### Exercise aim
Reproduce each line exactly.

### Dataset
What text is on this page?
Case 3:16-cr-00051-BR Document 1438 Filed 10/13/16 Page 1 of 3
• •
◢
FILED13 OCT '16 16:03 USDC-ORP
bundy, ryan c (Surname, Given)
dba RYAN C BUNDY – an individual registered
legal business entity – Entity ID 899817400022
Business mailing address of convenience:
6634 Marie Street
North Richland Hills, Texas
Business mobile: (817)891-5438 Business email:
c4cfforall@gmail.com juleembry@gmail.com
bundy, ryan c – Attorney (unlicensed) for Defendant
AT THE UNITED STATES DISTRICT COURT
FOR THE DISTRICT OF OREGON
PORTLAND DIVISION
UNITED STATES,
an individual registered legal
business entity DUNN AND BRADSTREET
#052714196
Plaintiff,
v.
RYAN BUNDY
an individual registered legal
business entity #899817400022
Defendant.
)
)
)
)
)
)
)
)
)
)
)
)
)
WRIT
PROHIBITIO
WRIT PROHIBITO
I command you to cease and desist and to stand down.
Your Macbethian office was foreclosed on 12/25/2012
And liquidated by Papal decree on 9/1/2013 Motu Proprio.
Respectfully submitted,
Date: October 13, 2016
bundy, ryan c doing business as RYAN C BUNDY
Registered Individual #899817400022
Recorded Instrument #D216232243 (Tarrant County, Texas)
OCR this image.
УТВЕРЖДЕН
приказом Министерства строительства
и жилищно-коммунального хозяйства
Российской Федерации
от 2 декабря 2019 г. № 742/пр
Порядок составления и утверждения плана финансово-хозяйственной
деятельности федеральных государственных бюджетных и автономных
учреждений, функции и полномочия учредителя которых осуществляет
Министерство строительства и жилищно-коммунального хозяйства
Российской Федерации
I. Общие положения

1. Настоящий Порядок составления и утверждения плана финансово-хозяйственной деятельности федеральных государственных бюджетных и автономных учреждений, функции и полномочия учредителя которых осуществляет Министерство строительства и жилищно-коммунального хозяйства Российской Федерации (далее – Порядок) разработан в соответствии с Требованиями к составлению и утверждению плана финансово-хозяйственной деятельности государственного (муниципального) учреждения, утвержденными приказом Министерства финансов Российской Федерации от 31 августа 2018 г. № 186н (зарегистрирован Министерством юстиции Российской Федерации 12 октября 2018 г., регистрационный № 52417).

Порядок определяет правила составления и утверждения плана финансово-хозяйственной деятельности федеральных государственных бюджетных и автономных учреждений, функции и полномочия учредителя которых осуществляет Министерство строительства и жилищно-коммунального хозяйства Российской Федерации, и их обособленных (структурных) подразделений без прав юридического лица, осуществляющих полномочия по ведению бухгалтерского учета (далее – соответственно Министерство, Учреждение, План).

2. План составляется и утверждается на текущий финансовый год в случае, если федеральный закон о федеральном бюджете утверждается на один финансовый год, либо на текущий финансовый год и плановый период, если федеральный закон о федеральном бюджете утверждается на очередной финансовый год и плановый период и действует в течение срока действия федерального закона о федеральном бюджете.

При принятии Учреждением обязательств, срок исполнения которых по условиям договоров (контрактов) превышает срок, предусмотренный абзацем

### Correct output
What text is on this page?
Case 3:16-cr-00051-BR Document 1438 Filed 10/13/16 Page 1 of 3
• •
◢
FILED13 OCT '16 16:03 USDC-ORP
bundy, ryan c (Surname, Given)
dba RYAN C BUNDY – an individual registered
legal business entity – Entity ID 899817400022
Business mailing address of convenience:
6634 Marie Street
North Richland Hills, Texas
Business mobile: (817)891-5438 Business email:
c4cfforall@gmail.com juleembry@gmail.com
bundy, ryan c – Attorney (unlicensed) for Defendant
AT THE UNITED STATES DISTRICT COURT
FOR THE DISTRICT OF OREGON
PORTLAND DIVISION
UNITED STATES,
an individual registered legal
business entity DUNN AND BRADSTREET
#052714196
Plaintiff,
v.
RYAN BUNDY
an individual registered legal
business entity #899817400022
Defendant.
)
)
)
)
)
)
)
)
)
)
)
)
)
WRIT
PROHIBITIO
WRIT PROHIBITO
I command you to cease and desist and to stand down.
Your Macbethian office was foreclosed on 12/25/2012
And liquidated by Papal decree on 9/1/2013 Motu Proprio.
Respectfully submitted,
Date: October 13, 2016
bundy, ryan c doing business as RYAN C BUNDY
Registered Individual #899817400022
Recorded Instrument #D216232243 (Tarrant County, Texas)
OCR this image.
УТВЕРЖДЕН
приказом Министерства строительства
и жилищно-коммунального хозяйства
Российской Федерации
от 2 декабря 2019 г. № 742/пр
Порядок составления и утверждения плана финансово-хозяйственной
деятельности федеральных государственных бюджетных и автономных
учреждений, функции и полномочия учредителя которых осуществляет
Министерство строительства и жилищно-коммунального хозяйства
Российской Федерации
I. Общие положения

1. Настоящий Порядок составления и утверждения плана финансово-хозяйственной деятельности федеральных государственных бюджетных и автономных учреждений, функции и полномочия учредителя которых осуществляет Министерство строительства и жилищно-коммунального хозяйства Российской Федерации (далее – Порядок) разработан в соответствии с Требованиями к составлению и утверждению плана финансово-хозяйственной деятельности государственного (муниципального) учреждения, утвержденными приказом Министерства финансов Российской Федерации от 31 августа 2018 г. № 186н (зарегистрирован Министерством юстиции Российской Федерации 12 октября 2018 г., регистрационный № 52417).

Порядок определяет правила составления и утверждения плана финансово-хозяйственной деятельности федеральных государственных бюджетных и автономных учреждений, функции и полномочия учредителя которых осуществляет Министерство строительства и жилищно-коммунального хозяйства Российской Федерации, и их обособленных (структурных) подразделений без прав юридического лица, осуществляющих полномочия по ведению бухгалтерского учета (далее – соответственно Министерство, Учреждение, План).

2. План составляется и утверждается на текущий финансовый год в случае, если федеральный закон о федеральном бюджете утверждается на один финансовый год, либо на текущий финансовый год и плановый период, если федеральный закон о федеральном бюджете утверждается на очередной финансовый год и плановый период и действует в течение срока действия федерального закона о федеральном бюджете.

При принятии Учреждением обязательств, срок исполнения которых по условиям договоров (контрактов) превышает срок, предусмотренный абзацем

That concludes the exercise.